* **Given request**
Write out the entries, please, from the line containing "Transcribe the text in this document." through their final line, exactly and with nothing else.

·····

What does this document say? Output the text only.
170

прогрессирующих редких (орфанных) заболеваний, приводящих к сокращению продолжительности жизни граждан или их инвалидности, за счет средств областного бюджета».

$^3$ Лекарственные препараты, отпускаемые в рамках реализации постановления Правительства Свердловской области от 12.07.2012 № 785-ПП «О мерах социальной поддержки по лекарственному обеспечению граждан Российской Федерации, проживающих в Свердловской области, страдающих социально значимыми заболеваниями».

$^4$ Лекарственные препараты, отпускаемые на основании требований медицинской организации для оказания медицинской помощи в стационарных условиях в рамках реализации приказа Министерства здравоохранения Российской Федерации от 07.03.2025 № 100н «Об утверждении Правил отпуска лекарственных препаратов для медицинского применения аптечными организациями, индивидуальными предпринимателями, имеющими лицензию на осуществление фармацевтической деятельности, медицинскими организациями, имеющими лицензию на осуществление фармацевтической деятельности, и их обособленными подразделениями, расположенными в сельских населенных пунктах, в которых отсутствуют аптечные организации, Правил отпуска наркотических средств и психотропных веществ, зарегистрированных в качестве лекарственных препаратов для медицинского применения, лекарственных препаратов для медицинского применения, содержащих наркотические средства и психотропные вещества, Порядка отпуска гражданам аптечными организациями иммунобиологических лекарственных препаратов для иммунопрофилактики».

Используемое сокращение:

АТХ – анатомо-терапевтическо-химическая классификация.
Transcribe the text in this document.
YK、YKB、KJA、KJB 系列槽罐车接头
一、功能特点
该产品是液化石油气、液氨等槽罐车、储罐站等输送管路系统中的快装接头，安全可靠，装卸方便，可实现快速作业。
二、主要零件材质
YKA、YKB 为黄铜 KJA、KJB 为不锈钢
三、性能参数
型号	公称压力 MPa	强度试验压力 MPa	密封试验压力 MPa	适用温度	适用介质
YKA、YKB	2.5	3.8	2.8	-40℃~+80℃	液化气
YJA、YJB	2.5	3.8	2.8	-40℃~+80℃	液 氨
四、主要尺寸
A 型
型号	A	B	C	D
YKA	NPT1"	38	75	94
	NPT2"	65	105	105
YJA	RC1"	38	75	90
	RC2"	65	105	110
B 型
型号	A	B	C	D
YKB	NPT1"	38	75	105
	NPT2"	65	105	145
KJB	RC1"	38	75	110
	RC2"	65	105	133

·····

* **Task output**
Transcribe the text in this document.
YK、YKB、KJA、KJB 系列槽罐车接头
一、功能特点
该产品是液化石油气、液氨等槽罐车、储罐站等输送管路系统中的快装接头，安全可靠，装卸方便，可实现快速作业。
二、主要零件材质
YKA、YKB 为黄铜 KJA、KJB 为不锈钢
三、性能参数
型号	公称压力 MPa	强度试验压力 MPa	密封试验压力 MPa	适用温度	适用介质
YKA、YKB	2.5	3.8	2.8	-40℃~+80℃	液化气
YJA、YJB	2.5	3.8	2.8	-40℃~+80℃	液 氨
四、主要尺寸
A 型
型号	A	B	C	D
YKA	NPT1"	38	75	94
	NPT2"	65	105	105
YJA	RC1"	38	75	90
	RC2"	65	105	110
B 型
型号	A	B	C	D
YKB	NPT1"	38	75	105
	NPT2"	65	105	145
KJB	RC1"	38	75	110
	RC2"	65	105	133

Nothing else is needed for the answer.